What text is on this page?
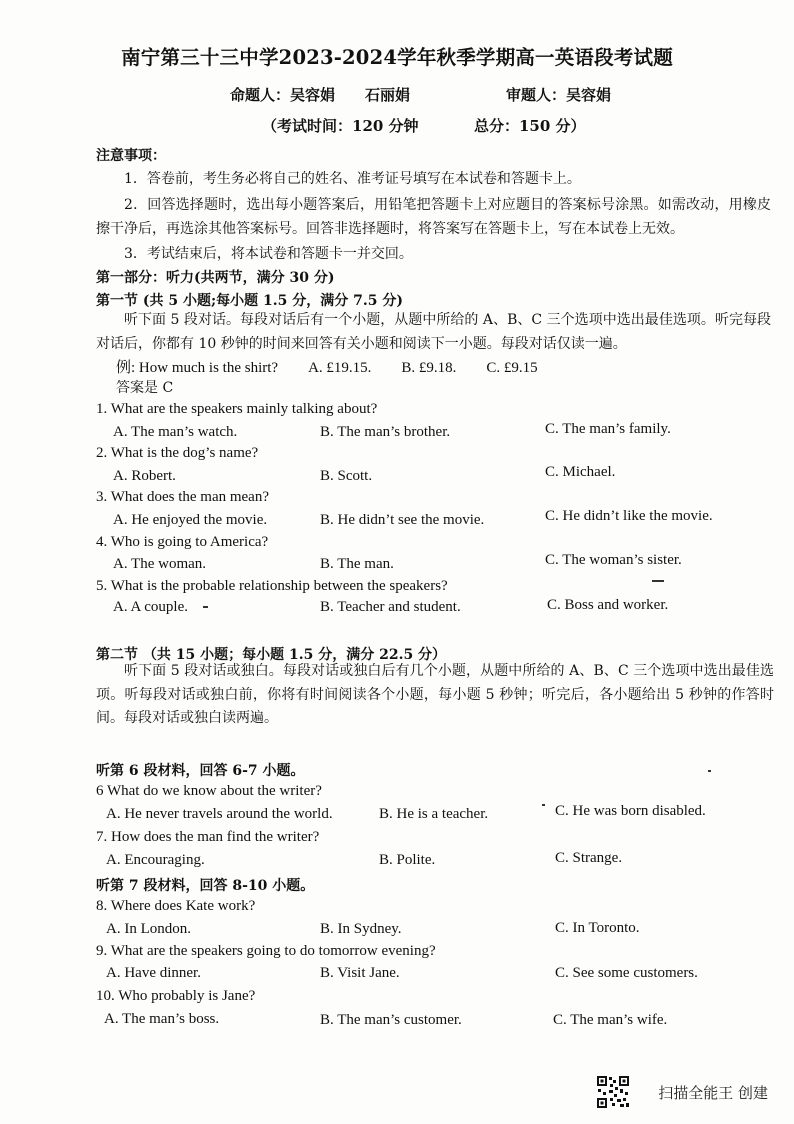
南宁第三十三中学2023-2024学年秋季学期高一英语段考试题
命题人：吴容娟　　石丽娟	审题人：吴容娟
（考试时间：120 分钟	总分：150 分）
注意事项：
1．答卷前，考生务必将自己的姓名、准考证号填写在本试卷和答题卡上。
2．回答选择题时，选出每小题答案后，用铅笔把答题卡上对应题目的答案标号涂黑。如需改动，用橡皮擦干净后，再选涂其他答案标号。回答非选择题时，将答案写在答题卡上，写在本试卷上无效。
3．考试结束后，将本试卷和答题卡一并交回。
第一部分：听力(共两节，满分 30 分)
第一节 (共 5 小题;每小题 1.5 分，满分 7.5 分)
听下面 5 段对话。每段对话后有一个小题，从题中所给的 A、B、C 三个选项中选出最佳选项。听完每段对话后，你都有 10 秒钟的时间来回答有关小题和阅读下一小题。每段对话仅读一遍。
例: How much is the shirt?　　A. £19.15.　　B. £9.18.　　C. £9.15
答案是 C
1. What are the speakers mainly talking about?
A. The man’s watch.	B. The man’s brother.	C. The man’s family.
2. What is the dog’s name?
A. Robert.	B. Scott.	C. Michael.
3. What does the man mean?
A. He enjoyed the movie.	B. He didn’t see the movie.	C. He didn’t like the movie.
4. Who is going to America?
A. The woman.	B. The man.	C. The woman’s sister.
5. What is the probable relationship between the speakers?
A. A couple.	B. Teacher and student.	C. Boss and worker.
第二节 （共 15 小题；每小题 1.5 分，满分 22.5 分）
听下面 5 段对话或独白。每段对话或独白后有几个小题，从题中所给的 A、B、C 三个选项中选出最佳选项。听每段对话或独白前，你将有时间阅读各个小题，每小题 5 秒钟；听完后，各小题给出 5 秒钟的作答时间。每段对话或独白读两遍。
听第 6 段材料，回答 6-7 小题。
6 What do we know about the writer?
A. He never travels around the world.	B. He is a teacher.	C. He was born disabled.
7. How does the man find the writer?
A. Encouraging.	B. Polite.	C. Strange.
听第 7 段材料，回答 8-10 小题。
8. Where does Kate work?
A. In London.	B. In Sydney.	C. In Toronto.
9. What are the speakers going to do tomorrow evening?
A. Have dinner.	B. Visit Jane.	C. See some customers.
10. Who probably is Jane?
A. The man’s boss.	B. The man’s customer.	C. The man’s wife.
扫描全能王 创建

• • • •

__REQUEST__
Make an exact copy of the data above, pictures excluded.

__TASK ANSWER__
What text is on this page?
南宁第三十三中学2023-2024学年秋季学期高一英语段考试题
命题人：吴容娟　　石丽娟	审题人：吴容娟
（考试时间：120 分钟	总分：150 分）
注意事项：
1．答卷前，考生务必将自己的姓名、准考证号填写在本试卷和答题卡上。
2．回答选择题时，选出每小题答案后，用铅笔把答题卡上对应题目的答案标号涂黑。如需改动，用橡皮擦干净后，再选涂其他答案标号。回答非选择题时，将答案写在答题卡上，写在本试卷上无效。
3．考试结束后，将本试卷和答题卡一并交回。
第一部分：听力(共两节，满分 30 分)
第一节 (共 5 小题;每小题 1.5 分，满分 7.5 分)
听下面 5 段对话。每段对话后有一个小题，从题中所给的 A、B、C 三个选项中选出最佳选项。听完每段对话后，你都有 10 秒钟的时间来回答有关小题和阅读下一小题。每段对话仅读一遍。
例: How much is the shirt?　　A. £19.15.　　B. £9.18.　　C. £9.15
答案是 C
1. What are the speakers mainly talking about?
A. The man’s watch.	B. The man’s brother.	C. The man’s family.
2. What is the dog’s name?
A. Robert.	B. Scott.	C. Michael.
3. What does the man mean?
A. He enjoyed the movie.	B. He didn’t see the movie.	C. He didn’t like the movie.
4. Who is going to America?
A. The woman.	B. The man.	C. The woman’s sister.
5. What is the probable relationship between the speakers?
A. A couple.	B. Teacher and student.	C. Boss and worker.
第二节 （共 15 小题；每小题 1.5 分，满分 22.5 分）
听下面 5 段对话或独白。每段对话或独白后有几个小题，从题中所给的 A、B、C 三个选项中选出最佳选项。听每段对话或独白前，你将有时间阅读各个小题，每小题 5 秒钟；听完后，各小题给出 5 秒钟的作答时间。每段对话或独白读两遍。
听第 6 段材料，回答 6-7 小题。
6 What do we know about the writer?
A. He never travels around the world.	B. He is a teacher.	C. He was born disabled.
7. How does the man find the writer?
A. Encouraging.	B. Polite.	C. Strange.
听第 7 段材料，回答 8-10 小题。
8. Where does Kate work?
A. In London.	B. In Sydney.	C. In Toronto.
9. What are the speakers going to do tomorrow evening?
A. Have dinner.	B. Visit Jane.	C. See some customers.
10. Who probably is Jane?
A. The man’s boss.	B. The man’s customer.	C. The man’s wife.
扫描全能王 创建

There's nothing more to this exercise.